> Work to complete
Go through the records and give each one again exactly.

> Material
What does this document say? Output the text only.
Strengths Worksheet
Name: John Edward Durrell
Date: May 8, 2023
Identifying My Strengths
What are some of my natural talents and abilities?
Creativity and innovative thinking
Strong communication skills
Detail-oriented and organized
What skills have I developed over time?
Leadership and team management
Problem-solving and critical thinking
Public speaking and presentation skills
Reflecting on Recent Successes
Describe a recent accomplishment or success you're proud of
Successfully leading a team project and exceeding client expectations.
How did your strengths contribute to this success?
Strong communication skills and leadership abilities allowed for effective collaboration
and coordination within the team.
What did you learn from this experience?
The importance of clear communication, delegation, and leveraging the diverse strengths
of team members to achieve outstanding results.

> Written solution
What does this document say? Output the text only.
Strengths Worksheet
Name: John Edward Durrell
Date: May 8, 2023
Identifying My Strengths
What are some of my natural talents and abilities?
Creativity and innovative thinking
Strong communication skills
Detail-oriented and organized
What skills have I developed over time?
Leadership and team management
Problem-solving and critical thinking
Public speaking and presentation skills
Reflecting on Recent Successes
Describe a recent accomplishment or success you're proud of
Successfully leading a team project and exceeding client expectations.
How did your strengths contribute to this success?
Strong communication skills and leadership abilities allowed for effective collaboration
and coordination within the team.
What did you learn from this experience?
The importance of clear communication, delegation, and leveraging the diverse strengths
of team members to achieve outstanding results.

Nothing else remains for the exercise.